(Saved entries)

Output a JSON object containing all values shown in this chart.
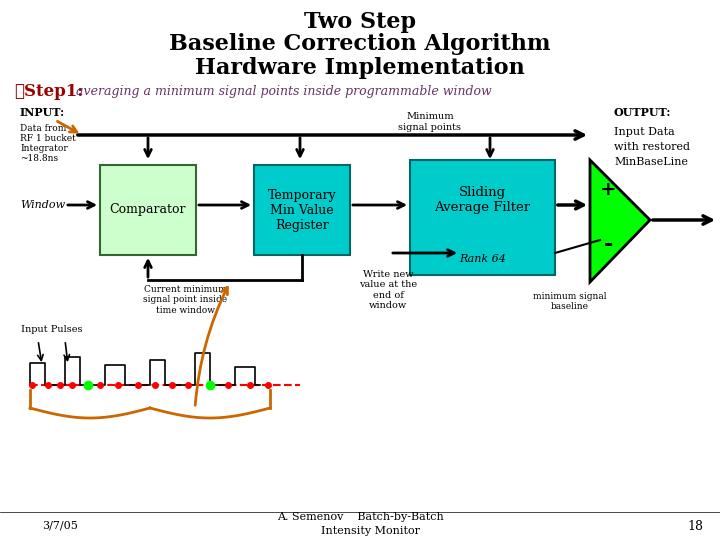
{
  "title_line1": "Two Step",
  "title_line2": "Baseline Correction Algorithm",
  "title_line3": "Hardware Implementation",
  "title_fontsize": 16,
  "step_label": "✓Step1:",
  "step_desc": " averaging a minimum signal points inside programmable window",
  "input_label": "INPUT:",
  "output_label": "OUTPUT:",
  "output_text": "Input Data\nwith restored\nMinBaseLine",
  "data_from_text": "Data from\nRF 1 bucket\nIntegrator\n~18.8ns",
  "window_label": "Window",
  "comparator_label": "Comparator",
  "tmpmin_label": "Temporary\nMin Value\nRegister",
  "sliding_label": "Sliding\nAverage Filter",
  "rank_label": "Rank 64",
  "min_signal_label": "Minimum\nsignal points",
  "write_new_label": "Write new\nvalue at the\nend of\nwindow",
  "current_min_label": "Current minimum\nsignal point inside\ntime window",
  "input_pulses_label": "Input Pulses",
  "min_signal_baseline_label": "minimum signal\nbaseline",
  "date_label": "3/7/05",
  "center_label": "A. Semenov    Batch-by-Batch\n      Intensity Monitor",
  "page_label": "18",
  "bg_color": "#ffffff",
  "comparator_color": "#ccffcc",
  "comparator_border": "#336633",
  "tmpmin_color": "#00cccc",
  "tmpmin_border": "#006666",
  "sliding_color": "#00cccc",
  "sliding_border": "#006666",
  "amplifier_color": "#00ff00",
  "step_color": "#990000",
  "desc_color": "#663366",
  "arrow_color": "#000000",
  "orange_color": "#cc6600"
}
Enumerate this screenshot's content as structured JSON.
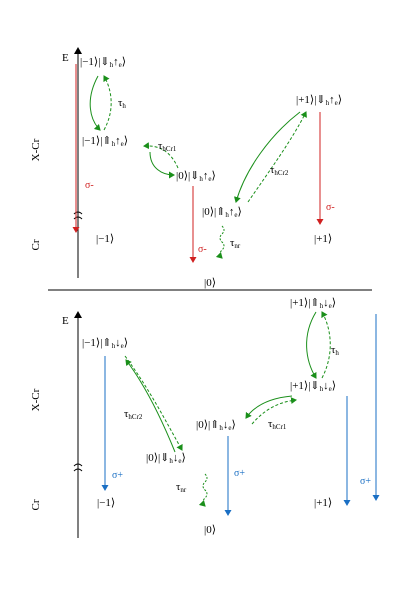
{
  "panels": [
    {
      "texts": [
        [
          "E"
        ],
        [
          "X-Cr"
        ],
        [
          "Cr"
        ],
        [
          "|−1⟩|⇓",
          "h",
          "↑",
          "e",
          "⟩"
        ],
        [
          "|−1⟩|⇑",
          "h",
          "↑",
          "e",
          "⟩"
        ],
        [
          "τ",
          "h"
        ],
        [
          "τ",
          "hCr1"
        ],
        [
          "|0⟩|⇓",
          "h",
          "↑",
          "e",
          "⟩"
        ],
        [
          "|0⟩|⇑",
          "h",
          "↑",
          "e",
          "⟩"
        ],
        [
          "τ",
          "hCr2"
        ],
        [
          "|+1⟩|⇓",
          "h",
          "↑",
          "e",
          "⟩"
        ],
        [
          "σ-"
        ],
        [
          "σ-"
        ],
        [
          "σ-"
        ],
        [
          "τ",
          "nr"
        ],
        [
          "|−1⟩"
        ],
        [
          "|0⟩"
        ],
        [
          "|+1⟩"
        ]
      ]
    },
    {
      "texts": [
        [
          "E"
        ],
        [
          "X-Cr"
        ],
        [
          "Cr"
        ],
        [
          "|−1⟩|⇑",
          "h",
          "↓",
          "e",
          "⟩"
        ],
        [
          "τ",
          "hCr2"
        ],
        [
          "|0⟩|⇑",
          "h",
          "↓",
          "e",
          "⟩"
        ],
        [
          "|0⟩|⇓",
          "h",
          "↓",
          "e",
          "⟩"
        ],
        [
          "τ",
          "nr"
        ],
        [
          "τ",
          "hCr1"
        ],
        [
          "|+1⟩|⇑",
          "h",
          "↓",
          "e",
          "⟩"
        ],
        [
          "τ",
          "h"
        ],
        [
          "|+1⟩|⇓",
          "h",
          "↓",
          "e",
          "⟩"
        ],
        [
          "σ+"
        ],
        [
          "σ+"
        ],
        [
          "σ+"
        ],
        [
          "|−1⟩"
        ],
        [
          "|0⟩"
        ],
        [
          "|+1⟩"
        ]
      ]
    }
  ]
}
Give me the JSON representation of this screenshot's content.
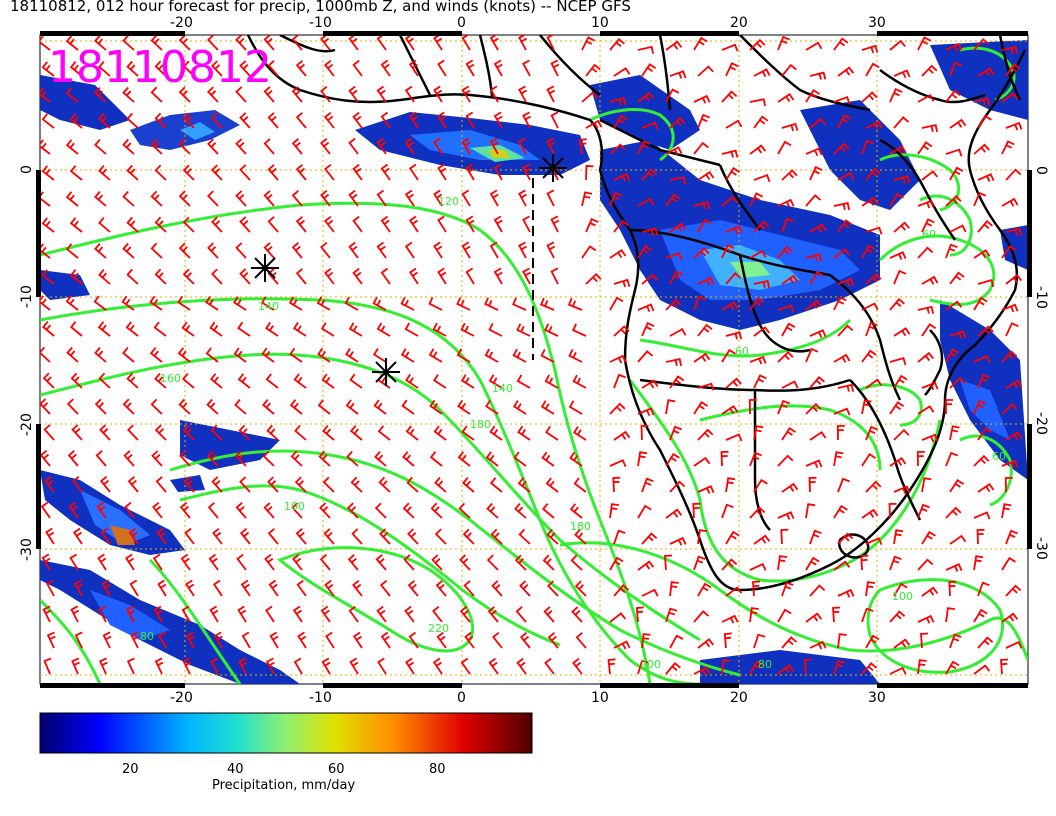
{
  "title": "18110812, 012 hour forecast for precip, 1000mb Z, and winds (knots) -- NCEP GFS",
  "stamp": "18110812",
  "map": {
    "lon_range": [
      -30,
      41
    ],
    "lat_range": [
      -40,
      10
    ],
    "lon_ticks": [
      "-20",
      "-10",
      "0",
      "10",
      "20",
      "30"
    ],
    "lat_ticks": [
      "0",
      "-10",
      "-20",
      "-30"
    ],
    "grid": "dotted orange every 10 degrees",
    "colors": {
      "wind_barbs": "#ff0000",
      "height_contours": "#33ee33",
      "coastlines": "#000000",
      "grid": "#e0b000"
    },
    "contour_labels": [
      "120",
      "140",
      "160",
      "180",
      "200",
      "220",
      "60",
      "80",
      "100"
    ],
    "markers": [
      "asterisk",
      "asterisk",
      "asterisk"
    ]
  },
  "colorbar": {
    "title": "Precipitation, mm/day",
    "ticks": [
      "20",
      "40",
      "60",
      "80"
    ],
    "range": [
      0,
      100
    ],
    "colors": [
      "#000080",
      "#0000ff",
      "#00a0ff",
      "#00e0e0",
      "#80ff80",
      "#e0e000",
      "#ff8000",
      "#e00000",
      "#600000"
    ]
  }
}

...

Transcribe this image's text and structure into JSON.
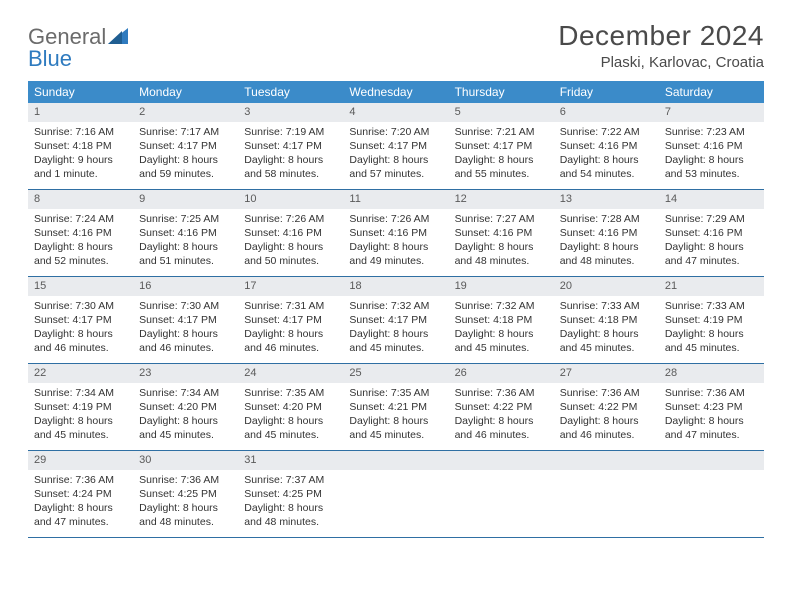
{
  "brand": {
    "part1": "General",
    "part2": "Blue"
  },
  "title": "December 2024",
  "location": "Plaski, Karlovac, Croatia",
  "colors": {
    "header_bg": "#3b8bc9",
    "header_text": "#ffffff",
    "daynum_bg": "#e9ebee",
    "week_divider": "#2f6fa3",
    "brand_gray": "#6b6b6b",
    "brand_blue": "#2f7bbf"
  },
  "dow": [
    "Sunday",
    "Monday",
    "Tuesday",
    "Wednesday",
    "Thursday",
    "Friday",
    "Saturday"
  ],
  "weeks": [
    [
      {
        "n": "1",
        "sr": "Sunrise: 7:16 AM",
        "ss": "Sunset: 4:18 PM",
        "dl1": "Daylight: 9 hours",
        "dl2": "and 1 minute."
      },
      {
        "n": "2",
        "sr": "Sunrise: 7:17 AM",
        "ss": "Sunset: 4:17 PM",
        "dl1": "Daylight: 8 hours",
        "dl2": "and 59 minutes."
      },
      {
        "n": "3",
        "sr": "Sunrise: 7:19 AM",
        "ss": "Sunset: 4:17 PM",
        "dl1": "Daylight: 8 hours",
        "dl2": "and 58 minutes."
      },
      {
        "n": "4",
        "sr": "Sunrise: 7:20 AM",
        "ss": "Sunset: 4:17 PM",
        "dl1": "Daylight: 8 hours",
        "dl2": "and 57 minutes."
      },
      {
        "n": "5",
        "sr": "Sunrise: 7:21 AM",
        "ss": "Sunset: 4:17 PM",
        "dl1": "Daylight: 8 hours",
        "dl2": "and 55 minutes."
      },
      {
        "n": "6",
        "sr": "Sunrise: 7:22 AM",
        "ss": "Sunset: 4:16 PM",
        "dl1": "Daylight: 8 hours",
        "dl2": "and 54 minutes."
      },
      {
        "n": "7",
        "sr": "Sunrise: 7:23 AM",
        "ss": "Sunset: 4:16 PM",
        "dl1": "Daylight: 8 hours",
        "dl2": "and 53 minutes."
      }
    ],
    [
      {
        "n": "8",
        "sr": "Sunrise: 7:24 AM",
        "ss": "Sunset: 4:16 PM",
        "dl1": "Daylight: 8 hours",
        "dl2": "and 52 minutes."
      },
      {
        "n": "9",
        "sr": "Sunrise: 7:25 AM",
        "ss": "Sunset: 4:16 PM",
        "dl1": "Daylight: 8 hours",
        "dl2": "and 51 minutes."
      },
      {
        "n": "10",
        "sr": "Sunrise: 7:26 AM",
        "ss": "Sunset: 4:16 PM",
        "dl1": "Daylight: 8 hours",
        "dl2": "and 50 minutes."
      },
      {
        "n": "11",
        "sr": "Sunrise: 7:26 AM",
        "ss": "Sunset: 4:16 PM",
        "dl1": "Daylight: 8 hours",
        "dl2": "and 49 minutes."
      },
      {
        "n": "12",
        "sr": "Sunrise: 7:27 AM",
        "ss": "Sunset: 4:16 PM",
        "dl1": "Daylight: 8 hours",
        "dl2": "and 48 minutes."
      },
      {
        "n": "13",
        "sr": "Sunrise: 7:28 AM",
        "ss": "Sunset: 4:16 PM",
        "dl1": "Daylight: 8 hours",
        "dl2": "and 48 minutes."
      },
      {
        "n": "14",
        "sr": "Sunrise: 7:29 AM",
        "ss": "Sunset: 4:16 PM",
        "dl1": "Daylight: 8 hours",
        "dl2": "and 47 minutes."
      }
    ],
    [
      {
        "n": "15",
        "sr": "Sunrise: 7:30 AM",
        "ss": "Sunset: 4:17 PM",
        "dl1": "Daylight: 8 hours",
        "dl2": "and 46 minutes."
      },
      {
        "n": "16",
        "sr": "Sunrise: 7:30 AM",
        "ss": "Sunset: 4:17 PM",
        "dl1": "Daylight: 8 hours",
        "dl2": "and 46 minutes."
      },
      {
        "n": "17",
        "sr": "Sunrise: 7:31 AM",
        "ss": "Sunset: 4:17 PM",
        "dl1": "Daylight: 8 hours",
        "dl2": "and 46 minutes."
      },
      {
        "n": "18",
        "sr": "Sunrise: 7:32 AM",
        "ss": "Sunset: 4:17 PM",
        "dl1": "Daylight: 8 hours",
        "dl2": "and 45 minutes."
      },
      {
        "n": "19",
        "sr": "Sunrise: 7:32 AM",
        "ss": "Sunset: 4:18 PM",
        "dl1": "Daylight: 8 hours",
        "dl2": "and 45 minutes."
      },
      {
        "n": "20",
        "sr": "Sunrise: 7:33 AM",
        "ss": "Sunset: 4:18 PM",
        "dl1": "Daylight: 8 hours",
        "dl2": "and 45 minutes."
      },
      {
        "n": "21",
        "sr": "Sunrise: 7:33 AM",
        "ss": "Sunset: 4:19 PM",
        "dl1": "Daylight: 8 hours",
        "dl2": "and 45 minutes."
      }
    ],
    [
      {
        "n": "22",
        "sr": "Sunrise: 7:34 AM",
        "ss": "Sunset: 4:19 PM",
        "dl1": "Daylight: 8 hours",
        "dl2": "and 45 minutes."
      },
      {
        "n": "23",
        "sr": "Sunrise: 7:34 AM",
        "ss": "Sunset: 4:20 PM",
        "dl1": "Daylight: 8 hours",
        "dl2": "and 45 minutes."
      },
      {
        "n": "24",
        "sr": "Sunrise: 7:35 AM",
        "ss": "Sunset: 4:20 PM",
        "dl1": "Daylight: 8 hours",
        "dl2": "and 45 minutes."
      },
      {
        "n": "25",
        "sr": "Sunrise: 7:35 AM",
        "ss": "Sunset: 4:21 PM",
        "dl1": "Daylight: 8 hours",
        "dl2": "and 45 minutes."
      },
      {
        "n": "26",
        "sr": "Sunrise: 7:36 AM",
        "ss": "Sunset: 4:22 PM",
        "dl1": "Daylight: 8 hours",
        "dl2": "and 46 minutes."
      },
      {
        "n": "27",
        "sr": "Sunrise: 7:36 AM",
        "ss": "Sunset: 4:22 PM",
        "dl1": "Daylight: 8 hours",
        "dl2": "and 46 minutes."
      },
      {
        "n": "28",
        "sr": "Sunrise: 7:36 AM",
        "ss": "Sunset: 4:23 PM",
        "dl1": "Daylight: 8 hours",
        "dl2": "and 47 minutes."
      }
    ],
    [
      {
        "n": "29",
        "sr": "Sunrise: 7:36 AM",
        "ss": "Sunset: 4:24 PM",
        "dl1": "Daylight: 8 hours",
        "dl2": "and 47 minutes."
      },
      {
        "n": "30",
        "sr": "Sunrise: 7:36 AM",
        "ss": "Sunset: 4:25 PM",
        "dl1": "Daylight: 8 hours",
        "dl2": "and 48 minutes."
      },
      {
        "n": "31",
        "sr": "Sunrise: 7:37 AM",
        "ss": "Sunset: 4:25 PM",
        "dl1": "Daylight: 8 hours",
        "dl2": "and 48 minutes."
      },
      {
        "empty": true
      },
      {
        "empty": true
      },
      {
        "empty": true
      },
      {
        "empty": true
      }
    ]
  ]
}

YOUR INSTRUCTIONS: Search the listing for the string "content". Copy each line where it turns up.

FULL SOLUTION:
Enumerate this screenshot's content as structured JSON.
Give me the JSON representation of this screenshot's content.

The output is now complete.